Extracted records:
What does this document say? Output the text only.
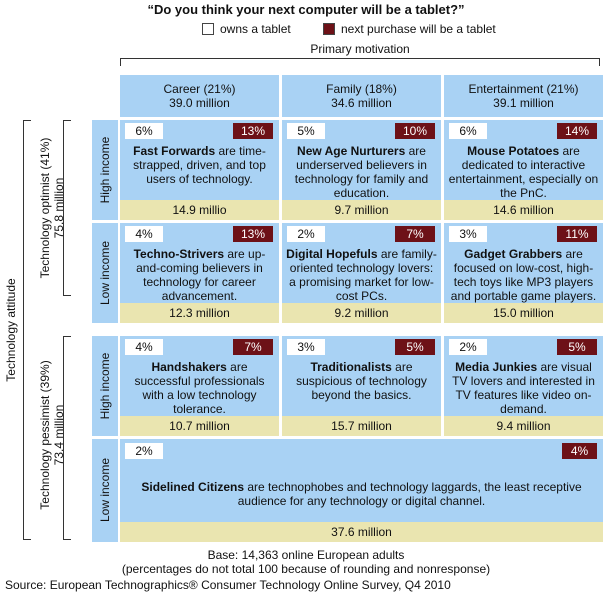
“Do you think your next computer will be a tablet?”
owns a tablet	next purchase will be a tablet
Primary motivation
Career (21%)
39.0 million
Family (18%)
34.6 million
Entertainment (21%)
39.1 million
Technology attitude
Technology optimist (41%) 75.8 million
Technology pessimist (39%) 73.4 million
High income
Low income
High income
Low income
6%	13%
Fast Forwards are time-strapped, driven, and top users of technology.
14.9 millio
5%	10%
New Age Nurturers are underserved believers in technology for family and education.
9.7 million
6%	14%
Mouse Potatoes are dedicated to interactive entertainment, especially on the PnC.
14.6 million
4%	13%
Techno-Strivers are up-and-coming believers in technology for career advancement.
12.3 million
2%	7%
Digital Hopefuls are family-oriented technology lovers: a promising market for low-cost PCs.
9.2 million
3%	11%
Gadget Grabbers are focused on low-cost, high-tech toys like MP3 players and portable game players.
15.0 million
4%	7%
Handshakers are successful professionals with a low technology tolerance.
10.7 million
3%	5%
Traditionalists are suspicious of technology beyond the basics.
15.7 million
2%	5%
Media Junkies are visual TV lovers and interested in TV features like video on-demand.
9.4 million
2%	4%
Sidelined Citizens are technophobes and technology laggards, the least receptive audience for any technology or digital channel.
37.6 million
Base: 14,363 online European adults
(percentages do not total 100 because of rounding and nonresponse)
Source: European Technographics® Consumer Technology Online Survey, Q4 2010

• PROMPT:
Report the number of lines in the entries above that include the word "tablet" and add nothing to it.

• TASK ANSWER:
2